Exercise objective:
Wherever the string "ConceptosDeVenta" appears in a line, extract that line.

START Data excerpts

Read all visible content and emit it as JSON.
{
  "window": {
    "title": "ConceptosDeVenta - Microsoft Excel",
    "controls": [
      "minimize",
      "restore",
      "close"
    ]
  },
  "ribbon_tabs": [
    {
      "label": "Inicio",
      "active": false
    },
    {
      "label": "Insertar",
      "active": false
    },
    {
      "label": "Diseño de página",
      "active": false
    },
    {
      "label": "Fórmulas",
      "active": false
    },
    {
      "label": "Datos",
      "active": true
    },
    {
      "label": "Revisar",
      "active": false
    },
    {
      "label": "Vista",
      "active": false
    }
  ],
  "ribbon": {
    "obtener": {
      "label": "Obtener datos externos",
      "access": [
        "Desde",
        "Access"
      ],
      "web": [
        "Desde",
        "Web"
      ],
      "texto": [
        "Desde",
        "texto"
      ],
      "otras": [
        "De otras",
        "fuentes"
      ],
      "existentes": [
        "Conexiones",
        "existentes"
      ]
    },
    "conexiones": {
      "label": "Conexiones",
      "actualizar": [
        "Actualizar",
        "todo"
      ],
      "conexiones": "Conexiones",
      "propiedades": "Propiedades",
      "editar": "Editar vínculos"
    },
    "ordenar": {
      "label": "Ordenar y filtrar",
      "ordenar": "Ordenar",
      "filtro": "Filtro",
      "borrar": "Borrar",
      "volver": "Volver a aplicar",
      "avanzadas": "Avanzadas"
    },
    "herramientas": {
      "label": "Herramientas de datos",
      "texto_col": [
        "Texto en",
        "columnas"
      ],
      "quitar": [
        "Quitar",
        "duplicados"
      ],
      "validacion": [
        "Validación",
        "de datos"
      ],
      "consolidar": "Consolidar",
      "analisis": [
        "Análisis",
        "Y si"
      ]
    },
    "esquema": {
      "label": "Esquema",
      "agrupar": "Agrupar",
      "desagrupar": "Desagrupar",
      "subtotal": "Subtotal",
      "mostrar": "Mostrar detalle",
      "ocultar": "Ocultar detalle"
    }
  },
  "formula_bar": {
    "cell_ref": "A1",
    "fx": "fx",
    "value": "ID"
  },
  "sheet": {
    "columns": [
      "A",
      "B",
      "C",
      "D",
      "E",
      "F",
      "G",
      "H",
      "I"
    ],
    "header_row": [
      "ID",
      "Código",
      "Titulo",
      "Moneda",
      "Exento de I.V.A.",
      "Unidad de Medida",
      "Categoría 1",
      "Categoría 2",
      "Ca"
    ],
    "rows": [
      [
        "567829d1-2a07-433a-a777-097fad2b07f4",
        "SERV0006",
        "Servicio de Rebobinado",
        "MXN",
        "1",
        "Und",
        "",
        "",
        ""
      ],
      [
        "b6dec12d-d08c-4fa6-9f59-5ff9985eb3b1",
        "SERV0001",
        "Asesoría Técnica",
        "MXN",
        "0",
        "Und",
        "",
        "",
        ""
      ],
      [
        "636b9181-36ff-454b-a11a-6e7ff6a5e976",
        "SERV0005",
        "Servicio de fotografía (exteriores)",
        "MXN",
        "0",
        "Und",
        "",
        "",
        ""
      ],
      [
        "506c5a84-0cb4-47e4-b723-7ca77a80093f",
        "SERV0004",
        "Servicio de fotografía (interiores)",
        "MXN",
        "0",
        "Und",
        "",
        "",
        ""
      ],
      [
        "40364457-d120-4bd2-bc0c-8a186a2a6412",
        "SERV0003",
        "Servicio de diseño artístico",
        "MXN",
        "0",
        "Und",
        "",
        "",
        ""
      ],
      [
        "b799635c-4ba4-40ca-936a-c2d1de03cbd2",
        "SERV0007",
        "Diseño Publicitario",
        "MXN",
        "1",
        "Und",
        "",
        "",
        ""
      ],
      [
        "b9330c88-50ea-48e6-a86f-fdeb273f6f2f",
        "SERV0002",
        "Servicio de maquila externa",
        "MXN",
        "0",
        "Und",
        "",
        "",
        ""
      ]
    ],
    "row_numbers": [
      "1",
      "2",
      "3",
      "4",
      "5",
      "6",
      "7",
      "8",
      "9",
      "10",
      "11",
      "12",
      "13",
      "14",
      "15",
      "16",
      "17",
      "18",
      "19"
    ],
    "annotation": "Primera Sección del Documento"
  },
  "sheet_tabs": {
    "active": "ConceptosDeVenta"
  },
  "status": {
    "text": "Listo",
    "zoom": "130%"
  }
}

END Data excerpts

Answer to this task:
    "title": "ConceptosDeVenta - Microsoft Excel",
    "active": "ConceptosDeVenta"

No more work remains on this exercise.